Task directions: Only lines holding the word "beyond" should be copied from the material.

[Records from a data source]
= = =
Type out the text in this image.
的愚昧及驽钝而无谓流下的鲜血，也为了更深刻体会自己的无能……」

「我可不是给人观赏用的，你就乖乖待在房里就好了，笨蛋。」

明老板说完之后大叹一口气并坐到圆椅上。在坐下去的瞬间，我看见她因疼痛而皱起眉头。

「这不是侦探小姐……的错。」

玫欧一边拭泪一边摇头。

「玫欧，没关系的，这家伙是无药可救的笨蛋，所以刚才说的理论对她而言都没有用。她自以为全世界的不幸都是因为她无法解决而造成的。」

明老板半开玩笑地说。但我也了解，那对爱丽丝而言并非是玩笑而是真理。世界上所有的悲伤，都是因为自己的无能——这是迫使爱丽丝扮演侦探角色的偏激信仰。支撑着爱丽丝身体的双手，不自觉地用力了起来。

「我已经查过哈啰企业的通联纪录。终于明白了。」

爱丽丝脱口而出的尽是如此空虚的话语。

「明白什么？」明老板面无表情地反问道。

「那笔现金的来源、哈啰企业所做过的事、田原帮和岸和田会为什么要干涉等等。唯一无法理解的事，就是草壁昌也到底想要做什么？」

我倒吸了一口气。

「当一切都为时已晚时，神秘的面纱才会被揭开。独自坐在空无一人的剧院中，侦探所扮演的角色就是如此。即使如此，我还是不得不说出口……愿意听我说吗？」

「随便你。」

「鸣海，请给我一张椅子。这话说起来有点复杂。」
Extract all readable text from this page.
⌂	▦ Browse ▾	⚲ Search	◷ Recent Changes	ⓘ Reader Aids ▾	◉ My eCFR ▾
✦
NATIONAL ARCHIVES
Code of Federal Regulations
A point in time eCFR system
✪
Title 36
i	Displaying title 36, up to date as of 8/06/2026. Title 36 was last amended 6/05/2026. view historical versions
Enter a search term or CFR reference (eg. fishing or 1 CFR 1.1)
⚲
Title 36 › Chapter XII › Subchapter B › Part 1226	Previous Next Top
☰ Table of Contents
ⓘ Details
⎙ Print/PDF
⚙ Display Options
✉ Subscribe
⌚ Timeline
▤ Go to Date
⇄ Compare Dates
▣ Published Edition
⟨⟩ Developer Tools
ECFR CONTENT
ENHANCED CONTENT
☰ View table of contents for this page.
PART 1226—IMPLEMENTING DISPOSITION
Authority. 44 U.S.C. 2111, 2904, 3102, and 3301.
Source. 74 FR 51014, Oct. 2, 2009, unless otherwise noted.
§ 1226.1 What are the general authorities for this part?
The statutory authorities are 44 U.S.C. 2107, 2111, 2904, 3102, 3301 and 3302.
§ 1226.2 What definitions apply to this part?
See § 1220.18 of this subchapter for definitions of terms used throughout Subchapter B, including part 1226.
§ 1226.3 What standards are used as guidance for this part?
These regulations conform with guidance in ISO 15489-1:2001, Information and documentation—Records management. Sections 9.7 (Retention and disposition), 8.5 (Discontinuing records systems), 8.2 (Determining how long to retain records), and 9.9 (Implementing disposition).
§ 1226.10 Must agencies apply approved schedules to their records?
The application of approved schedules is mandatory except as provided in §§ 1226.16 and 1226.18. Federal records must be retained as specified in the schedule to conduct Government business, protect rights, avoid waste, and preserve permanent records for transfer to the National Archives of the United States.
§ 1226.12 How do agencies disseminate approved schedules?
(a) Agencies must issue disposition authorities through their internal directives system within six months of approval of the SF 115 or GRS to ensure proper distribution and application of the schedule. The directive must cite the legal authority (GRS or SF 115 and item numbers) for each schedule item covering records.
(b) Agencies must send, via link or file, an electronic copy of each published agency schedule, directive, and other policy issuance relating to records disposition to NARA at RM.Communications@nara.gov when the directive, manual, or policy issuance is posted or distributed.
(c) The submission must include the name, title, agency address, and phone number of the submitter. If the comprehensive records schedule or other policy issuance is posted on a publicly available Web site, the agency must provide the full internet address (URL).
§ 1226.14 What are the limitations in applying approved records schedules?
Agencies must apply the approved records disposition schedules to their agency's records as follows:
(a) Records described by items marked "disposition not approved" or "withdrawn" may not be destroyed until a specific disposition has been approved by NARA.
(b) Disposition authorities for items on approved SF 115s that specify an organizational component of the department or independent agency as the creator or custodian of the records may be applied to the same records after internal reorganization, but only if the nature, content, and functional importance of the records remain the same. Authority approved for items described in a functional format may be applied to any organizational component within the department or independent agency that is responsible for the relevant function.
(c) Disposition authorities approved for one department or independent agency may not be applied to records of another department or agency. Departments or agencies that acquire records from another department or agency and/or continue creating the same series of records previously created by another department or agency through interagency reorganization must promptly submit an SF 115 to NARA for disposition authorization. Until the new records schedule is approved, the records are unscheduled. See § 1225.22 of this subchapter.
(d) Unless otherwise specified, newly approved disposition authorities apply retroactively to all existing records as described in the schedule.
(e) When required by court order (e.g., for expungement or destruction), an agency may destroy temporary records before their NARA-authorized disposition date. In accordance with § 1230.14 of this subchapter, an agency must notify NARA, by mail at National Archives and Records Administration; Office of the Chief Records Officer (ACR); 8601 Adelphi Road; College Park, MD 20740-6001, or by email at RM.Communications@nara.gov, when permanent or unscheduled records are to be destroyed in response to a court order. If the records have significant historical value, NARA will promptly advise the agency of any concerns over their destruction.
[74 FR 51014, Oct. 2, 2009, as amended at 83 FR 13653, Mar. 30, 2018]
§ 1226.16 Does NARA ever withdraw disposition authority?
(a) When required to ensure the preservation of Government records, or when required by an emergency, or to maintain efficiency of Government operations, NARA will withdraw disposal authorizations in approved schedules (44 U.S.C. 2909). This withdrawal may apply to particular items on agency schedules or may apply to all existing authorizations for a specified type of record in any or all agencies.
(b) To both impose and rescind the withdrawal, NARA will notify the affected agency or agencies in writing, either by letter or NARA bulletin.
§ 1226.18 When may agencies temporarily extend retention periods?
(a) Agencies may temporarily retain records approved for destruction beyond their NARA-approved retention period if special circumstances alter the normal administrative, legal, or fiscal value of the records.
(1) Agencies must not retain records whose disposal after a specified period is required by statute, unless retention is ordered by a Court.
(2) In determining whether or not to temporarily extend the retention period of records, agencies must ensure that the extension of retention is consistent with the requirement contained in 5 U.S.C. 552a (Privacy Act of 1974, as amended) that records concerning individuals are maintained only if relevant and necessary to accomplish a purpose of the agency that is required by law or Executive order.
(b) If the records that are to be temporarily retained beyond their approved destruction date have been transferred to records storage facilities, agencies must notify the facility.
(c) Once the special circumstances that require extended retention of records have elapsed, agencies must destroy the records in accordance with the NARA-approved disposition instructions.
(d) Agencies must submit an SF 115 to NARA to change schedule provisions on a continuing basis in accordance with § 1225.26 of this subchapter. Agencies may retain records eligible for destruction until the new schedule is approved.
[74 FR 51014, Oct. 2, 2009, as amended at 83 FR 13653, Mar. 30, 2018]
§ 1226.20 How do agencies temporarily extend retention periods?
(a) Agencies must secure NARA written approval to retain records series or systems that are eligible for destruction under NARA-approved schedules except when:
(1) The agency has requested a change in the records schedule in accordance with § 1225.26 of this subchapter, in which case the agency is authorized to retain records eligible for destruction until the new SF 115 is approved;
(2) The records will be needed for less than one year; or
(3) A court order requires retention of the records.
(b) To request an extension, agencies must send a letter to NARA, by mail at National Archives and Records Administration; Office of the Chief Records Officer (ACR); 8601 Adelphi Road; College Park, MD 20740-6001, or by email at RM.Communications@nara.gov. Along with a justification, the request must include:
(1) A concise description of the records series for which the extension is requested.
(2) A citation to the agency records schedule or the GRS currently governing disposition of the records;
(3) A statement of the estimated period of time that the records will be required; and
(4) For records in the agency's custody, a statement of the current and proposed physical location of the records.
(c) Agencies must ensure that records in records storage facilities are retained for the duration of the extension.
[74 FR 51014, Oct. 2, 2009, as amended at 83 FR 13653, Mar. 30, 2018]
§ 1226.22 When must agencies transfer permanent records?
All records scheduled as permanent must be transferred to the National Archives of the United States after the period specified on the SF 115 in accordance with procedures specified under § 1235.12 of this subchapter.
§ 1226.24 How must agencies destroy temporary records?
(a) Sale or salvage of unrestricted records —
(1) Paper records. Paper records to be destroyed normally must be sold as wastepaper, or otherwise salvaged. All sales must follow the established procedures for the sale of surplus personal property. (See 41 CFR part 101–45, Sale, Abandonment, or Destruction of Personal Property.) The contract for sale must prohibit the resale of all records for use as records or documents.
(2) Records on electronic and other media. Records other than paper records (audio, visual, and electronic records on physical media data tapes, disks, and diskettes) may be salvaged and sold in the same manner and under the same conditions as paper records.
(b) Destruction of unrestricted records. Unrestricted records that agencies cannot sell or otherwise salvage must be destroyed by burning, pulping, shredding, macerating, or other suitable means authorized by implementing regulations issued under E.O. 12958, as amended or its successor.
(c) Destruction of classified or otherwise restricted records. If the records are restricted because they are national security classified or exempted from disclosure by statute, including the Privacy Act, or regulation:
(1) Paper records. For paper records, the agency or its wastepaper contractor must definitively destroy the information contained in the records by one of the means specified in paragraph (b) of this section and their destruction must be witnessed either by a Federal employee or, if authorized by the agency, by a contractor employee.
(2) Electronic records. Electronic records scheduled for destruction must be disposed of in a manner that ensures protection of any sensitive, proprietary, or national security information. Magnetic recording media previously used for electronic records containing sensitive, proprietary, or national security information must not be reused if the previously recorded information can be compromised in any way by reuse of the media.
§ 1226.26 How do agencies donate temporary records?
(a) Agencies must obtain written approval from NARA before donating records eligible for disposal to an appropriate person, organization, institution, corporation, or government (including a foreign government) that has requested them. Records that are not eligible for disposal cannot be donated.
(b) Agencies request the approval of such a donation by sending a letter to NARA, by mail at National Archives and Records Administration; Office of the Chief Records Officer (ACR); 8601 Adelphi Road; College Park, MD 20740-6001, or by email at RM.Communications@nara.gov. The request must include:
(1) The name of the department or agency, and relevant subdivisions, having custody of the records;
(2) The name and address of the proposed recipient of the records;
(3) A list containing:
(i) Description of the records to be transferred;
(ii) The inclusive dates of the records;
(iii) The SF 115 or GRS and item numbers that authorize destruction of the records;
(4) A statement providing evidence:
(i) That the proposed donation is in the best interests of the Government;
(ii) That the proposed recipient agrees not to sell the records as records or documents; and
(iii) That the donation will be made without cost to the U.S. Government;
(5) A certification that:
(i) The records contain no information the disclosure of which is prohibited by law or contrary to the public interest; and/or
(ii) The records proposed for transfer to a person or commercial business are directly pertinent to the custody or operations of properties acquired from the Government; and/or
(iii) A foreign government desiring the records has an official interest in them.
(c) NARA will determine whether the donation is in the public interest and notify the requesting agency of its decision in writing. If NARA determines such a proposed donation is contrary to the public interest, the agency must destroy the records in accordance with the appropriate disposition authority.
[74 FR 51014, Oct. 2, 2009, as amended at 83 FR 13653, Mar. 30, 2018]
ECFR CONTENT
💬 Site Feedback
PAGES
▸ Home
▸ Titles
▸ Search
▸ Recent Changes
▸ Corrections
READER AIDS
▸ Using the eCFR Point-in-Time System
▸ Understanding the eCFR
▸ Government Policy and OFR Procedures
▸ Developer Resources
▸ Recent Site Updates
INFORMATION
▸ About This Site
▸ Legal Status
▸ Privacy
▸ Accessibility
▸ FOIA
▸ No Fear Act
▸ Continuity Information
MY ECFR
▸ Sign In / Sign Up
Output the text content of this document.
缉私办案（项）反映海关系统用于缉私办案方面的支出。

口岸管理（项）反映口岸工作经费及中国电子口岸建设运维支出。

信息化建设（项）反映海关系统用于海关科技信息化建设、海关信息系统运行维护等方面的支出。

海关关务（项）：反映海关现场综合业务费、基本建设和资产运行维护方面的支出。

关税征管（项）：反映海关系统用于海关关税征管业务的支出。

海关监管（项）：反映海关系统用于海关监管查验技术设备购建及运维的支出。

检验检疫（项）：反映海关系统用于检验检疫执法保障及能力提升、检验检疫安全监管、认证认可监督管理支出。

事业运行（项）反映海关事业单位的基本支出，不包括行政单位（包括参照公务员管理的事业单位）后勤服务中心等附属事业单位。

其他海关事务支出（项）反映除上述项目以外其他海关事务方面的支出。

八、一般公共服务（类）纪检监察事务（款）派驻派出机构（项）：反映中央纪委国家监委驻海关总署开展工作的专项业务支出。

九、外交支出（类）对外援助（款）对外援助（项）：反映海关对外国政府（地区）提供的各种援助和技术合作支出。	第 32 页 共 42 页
= = =
Solution below:
(a) Agencies may temporarily retain records approved for destruction beyond their NARA-approved retention period if special circumstances alter the normal administrative, legal, or fiscal value of the records.
(b) If the records that are to be temporarily retained beyond their approved destruction date have been transferred to records storage facilities, agencies must notify the facility.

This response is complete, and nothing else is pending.